**AIM OF THE TASK:** Exclude the pictures, then copy all remaining records exactly.

**Figure record extracts:**
◇ ◇ ◇

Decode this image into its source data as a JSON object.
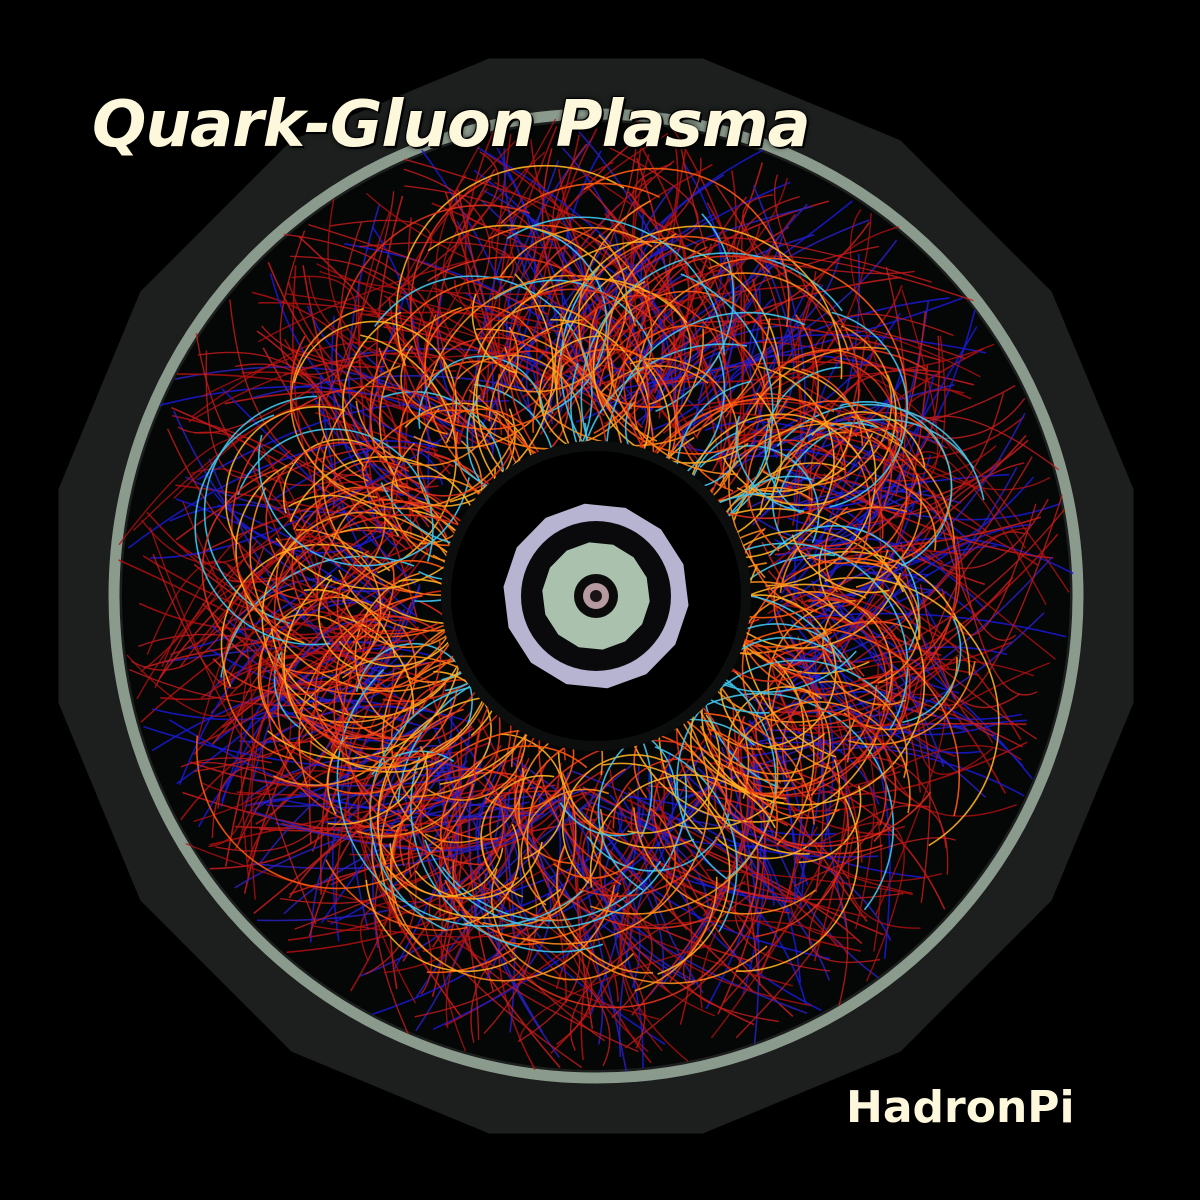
{
  "cover": {
    "title": "Quark-Gluon Plasma",
    "artist": "HadronPi"
  },
  "palette": {
    "background": "#000000",
    "outer_ring": "#8a9a8c",
    "detector_band": "#1c1f1d",
    "inner_ring": "#b6b4d0",
    "core_ring": "#a9c1ad",
    "center_dot": "#b59aa0",
    "title_text": "#fdf7dc",
    "tracks_outer": [
      "#b01010",
      "#c81c1c",
      "#1a1ad8",
      "#2a20c0"
    ],
    "tracks_inner": [
      "#ff5a10",
      "#ffb020",
      "#40c8f0",
      "#e03018",
      "#ff8c1a"
    ]
  }
}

◇ ◇ ◇

**FINAL RESULT:**
Decode this image into its source data as a JSON object.
{
  "cover": {
    "title": "Quark-Gluon Plasma",
    "artist": "HadronPi"
  },
  "palette": {
    "background": "#000000",
    "outer_ring": "#8a9a8c",
    "detector_band": "#1c1f1d",
    "inner_ring": "#b6b4d0",
    "core_ring": "#a9c1ad",
    "center_dot": "#b59aa0",
    "title_text": "#fdf7dc",
    "tracks_outer": [
      "#b01010",
      "#c81c1c",
      "#1a1ad8",
      "#2a20c0"
    ],
    "tracks_inner": [
      "#ff5a10",
      "#ffb020",
      "#40c8f0",
      "#e03018",
      "#ff8c1a"
    ]
  }
}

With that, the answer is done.